■ **What needs to be done**
Every line below is to be copied exactly, with the pictures left out.
● ● ●
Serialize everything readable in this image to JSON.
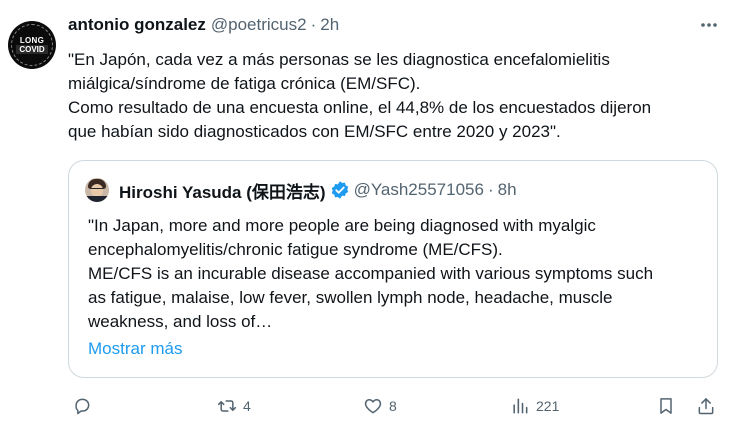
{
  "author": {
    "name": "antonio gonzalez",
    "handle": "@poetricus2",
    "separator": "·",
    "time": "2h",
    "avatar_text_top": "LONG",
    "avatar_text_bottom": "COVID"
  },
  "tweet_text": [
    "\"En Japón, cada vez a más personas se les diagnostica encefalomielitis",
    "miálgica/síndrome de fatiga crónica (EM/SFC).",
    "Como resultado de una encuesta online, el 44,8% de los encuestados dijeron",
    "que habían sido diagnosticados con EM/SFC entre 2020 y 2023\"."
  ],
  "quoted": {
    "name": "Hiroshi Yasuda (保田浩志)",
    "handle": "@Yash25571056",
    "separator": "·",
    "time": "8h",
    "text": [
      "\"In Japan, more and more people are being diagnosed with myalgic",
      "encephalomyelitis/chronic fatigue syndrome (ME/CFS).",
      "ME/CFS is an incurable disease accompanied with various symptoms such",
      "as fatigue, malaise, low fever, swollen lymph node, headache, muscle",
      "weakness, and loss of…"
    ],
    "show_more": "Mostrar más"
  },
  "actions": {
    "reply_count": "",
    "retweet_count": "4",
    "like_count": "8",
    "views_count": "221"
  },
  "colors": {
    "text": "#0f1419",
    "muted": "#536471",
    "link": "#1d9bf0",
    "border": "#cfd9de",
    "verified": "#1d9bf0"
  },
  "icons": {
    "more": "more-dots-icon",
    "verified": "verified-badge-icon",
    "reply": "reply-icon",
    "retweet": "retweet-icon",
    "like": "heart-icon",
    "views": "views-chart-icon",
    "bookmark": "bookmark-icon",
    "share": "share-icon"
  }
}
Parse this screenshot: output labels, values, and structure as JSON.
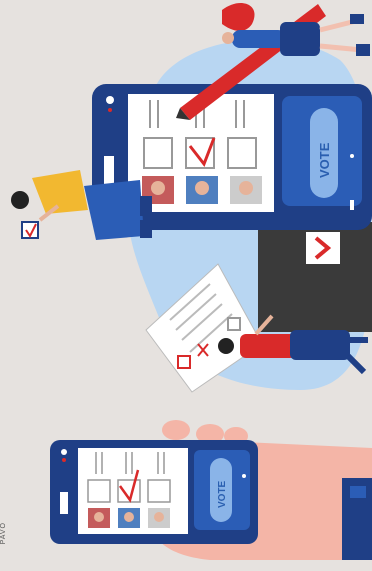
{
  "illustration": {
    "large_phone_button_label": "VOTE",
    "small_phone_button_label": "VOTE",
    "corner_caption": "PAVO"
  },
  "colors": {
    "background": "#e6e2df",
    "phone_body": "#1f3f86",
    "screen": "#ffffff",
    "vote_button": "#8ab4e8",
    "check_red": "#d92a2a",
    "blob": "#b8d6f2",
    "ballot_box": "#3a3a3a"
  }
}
● ● ●
■ **Exercise answer**
Serialize everything readable in this image to JSON.
{
  "author": {
    "name": "antonio gonzalez",
    "handle": "@poetricus2",
    "separator": "·",
    "time": "2h",
    "avatar_text_top": "LONG",
    "avatar_text_bottom": "COVID"
  },
  "tweet_text": [
    "\"En Japón, cada vez a más personas se les diagnostica encefalomielitis",
    "miálgica/síndrome de fatiga crónica (EM/SFC).",
    "Como resultado de una encuesta online, el 44,8% de los encuestados dijeron",
    "que habían sido diagnosticados con EM/SFC entre 2020 y 2023\"."
  ],
  "quoted": {
    "name": "Hiroshi Yasuda (保田浩志)",
    "handle": "@Yash25571056",
    "separator": "·",
    "time": "8h",
    "text": [
      "\"In Japan, more and more people are being diagnosed with myalgic",
      "encephalomyelitis/chronic fatigue syndrome (ME/CFS).",
      "ME/CFS is an incurable disease accompanied with various symptoms such",
      "as fatigue, malaise, low fever, swollen lymph node, headache, muscle",
      "weakness, and loss of…"
    ],
    "show_more": "Mostrar más"
  },
  "actions": {
    "reply_count": "",
    "retweet_count": "4",
    "like_count": "8",
    "views_count": "221"
  },
  "colors": {
    "text": "#0f1419",
    "muted": "#536471",
    "link": "#1d9bf0",
    "border": "#cfd9de",
    "verified": "#1d9bf0"
  },
  "icons": {
    "more": "more-dots-icon",
    "verified": "verified-badge-icon",
    "reply": "reply-icon",
    "retweet": "retweet-icon",
    "like": "heart-icon",
    "views": "views-chart-icon",
    "bookmark": "bookmark-icon",
    "share": "share-icon"
  }
}
Parse this screenshot: output labels, values, and structure as JSON.
{
  "illustration": {
    "large_phone_button_label": "VOTE",
    "small_phone_button_label": "VOTE",
    "corner_caption": "PAVO"
  },
  "colors": {
    "background": "#e6e2df",
    "phone_body": "#1f3f86",
    "screen": "#ffffff",
    "vote_button": "#8ab4e8",
    "check_red": "#d92a2a",
    "blob": "#b8d6f2",
    "ballot_box": "#3a3a3a"
  }
}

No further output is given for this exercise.